◆ To do
Each line in the entries below that holds the string "style" is to be listed.

☆ ☆ ☆ ☆

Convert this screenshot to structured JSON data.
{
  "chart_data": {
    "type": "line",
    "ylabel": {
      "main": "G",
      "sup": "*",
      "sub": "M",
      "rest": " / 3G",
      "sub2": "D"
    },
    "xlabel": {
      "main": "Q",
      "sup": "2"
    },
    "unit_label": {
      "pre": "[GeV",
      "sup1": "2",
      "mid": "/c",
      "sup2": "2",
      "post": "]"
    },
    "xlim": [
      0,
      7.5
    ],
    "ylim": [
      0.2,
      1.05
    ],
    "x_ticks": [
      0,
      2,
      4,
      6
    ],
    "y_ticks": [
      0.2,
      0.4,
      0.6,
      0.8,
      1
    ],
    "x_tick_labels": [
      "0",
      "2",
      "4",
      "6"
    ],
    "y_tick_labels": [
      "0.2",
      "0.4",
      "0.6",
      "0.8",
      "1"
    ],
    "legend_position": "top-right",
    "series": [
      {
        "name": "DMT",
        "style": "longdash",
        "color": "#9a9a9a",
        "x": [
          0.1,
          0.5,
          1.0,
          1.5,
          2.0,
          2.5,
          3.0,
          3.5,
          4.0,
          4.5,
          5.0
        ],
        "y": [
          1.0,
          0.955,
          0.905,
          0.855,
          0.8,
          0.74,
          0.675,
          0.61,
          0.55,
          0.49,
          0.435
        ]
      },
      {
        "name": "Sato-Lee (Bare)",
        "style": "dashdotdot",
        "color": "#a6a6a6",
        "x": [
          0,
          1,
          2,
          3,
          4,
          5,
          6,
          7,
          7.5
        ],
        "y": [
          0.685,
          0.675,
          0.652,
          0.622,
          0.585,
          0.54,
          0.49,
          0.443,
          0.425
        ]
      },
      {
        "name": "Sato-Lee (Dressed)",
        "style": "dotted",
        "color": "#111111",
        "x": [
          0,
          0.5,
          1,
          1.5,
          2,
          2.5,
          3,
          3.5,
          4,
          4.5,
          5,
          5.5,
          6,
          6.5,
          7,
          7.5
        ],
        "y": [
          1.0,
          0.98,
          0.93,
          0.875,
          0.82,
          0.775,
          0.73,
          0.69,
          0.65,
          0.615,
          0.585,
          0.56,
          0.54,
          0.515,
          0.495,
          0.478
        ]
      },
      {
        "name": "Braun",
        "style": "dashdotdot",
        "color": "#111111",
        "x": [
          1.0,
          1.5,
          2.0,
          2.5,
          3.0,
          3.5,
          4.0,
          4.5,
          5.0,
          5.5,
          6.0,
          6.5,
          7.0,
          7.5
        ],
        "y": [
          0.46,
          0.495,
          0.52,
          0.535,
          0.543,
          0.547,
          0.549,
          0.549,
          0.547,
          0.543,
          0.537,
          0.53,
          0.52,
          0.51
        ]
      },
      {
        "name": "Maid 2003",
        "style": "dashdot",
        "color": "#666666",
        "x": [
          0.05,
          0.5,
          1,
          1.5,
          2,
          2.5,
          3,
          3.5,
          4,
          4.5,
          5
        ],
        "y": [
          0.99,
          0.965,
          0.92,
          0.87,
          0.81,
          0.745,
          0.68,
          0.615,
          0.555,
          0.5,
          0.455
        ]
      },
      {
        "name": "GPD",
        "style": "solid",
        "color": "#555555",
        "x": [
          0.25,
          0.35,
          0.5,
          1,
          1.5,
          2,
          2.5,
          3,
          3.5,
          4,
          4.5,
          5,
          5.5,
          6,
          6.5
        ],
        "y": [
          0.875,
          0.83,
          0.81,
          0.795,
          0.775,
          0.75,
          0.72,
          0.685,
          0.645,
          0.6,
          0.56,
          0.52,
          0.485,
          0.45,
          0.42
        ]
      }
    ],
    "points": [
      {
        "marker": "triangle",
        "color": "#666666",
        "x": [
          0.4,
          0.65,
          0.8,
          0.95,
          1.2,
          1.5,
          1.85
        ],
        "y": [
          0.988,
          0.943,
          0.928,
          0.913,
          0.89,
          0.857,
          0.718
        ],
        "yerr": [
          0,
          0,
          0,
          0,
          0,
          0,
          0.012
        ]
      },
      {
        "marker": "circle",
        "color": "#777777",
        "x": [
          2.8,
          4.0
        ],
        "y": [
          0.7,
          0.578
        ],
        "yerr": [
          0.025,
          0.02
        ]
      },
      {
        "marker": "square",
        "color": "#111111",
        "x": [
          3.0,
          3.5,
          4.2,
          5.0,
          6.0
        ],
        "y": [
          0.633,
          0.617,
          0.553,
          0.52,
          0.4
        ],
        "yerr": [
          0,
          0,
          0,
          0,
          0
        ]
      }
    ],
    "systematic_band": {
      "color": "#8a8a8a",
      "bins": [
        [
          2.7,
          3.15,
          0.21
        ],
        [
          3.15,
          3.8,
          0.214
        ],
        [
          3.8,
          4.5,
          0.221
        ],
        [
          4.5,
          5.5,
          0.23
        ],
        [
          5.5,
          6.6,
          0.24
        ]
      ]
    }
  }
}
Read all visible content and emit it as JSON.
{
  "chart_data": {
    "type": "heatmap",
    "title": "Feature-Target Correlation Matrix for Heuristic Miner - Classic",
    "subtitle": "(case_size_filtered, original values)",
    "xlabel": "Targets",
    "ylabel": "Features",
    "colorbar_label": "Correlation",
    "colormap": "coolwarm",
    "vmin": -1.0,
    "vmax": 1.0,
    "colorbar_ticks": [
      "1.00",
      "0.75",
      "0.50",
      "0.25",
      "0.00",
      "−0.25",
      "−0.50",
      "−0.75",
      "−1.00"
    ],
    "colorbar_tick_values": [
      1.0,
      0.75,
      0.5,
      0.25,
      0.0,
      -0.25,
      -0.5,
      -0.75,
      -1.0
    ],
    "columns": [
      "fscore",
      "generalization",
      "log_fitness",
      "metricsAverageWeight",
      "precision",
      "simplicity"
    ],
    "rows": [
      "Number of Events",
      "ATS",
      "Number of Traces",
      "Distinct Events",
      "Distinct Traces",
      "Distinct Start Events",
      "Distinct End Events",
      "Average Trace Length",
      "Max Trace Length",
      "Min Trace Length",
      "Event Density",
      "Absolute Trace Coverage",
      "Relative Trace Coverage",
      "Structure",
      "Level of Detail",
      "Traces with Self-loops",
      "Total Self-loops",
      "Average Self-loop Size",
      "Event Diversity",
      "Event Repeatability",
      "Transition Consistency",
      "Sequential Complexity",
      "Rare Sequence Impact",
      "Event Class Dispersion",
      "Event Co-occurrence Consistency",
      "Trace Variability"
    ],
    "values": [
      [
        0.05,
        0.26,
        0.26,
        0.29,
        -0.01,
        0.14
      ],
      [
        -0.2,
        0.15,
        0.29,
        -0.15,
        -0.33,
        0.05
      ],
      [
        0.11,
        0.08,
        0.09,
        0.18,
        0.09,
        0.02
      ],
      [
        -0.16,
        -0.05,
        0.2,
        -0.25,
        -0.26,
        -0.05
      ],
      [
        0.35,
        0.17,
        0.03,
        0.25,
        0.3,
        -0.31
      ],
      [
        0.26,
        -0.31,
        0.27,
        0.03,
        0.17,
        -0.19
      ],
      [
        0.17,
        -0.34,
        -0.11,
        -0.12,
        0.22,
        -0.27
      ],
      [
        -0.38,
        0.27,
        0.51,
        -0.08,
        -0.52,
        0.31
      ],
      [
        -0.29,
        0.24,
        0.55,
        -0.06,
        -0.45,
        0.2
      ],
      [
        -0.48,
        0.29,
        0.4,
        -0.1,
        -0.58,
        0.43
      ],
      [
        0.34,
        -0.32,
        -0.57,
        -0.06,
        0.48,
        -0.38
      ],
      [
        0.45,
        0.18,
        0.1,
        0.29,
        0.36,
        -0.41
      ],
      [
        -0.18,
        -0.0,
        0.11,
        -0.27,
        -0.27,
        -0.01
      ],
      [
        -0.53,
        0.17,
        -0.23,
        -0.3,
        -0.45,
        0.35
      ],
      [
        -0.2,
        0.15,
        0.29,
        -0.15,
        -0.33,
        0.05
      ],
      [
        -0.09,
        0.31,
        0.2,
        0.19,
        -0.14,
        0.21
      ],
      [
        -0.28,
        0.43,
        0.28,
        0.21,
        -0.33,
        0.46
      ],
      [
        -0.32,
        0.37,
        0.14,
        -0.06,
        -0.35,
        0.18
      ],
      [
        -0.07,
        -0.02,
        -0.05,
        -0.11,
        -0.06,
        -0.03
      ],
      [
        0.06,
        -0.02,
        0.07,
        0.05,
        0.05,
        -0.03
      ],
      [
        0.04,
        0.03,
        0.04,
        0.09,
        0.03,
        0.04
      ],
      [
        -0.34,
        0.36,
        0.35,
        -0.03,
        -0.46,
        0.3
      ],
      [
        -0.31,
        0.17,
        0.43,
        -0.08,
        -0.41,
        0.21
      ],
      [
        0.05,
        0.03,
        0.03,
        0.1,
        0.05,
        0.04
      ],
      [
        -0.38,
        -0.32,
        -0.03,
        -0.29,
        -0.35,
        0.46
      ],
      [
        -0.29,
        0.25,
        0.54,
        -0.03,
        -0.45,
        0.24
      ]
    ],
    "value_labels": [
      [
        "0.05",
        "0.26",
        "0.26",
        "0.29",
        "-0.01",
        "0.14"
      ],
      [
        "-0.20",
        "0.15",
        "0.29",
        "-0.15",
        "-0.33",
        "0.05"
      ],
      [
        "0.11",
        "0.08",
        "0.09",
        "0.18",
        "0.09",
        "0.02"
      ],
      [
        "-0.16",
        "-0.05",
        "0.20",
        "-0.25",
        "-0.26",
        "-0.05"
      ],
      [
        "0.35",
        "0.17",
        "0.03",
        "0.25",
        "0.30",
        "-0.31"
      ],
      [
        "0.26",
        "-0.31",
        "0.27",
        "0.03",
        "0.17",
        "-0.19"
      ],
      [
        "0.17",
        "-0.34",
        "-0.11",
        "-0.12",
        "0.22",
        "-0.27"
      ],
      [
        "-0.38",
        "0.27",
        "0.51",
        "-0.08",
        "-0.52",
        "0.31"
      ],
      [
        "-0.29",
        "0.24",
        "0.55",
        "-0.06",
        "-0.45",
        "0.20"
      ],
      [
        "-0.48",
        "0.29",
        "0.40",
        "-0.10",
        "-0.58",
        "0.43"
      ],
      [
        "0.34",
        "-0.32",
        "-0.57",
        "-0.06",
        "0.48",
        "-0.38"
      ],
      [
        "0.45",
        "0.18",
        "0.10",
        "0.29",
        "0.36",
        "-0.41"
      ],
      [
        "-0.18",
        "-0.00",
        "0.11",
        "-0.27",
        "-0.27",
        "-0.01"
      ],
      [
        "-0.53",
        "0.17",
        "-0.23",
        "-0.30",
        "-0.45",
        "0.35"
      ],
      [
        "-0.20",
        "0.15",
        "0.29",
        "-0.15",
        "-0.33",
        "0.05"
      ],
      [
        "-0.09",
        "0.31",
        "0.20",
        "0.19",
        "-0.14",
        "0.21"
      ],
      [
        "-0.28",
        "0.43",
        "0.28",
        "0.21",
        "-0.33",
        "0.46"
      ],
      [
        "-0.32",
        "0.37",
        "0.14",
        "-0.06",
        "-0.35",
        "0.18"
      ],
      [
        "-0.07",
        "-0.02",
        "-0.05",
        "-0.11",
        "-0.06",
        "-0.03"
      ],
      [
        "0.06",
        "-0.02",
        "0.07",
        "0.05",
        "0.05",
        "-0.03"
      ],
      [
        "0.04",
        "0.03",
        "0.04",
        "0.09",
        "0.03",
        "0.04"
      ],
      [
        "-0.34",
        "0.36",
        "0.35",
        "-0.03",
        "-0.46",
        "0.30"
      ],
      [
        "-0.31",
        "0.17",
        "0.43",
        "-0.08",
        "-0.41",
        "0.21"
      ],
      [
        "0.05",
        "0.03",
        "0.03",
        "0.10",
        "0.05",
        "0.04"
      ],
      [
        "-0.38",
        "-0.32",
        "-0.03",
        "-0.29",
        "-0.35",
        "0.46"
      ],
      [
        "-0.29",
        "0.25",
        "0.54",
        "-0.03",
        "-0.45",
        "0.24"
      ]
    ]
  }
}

☆ ☆ ☆ ☆

◆ Expected output
        "style": "longdash",
        "style": "dashdotdot",
        "style": "dotted",
        "style": "dashdotdot",
        "style": "dashdot",
        "style": "solid",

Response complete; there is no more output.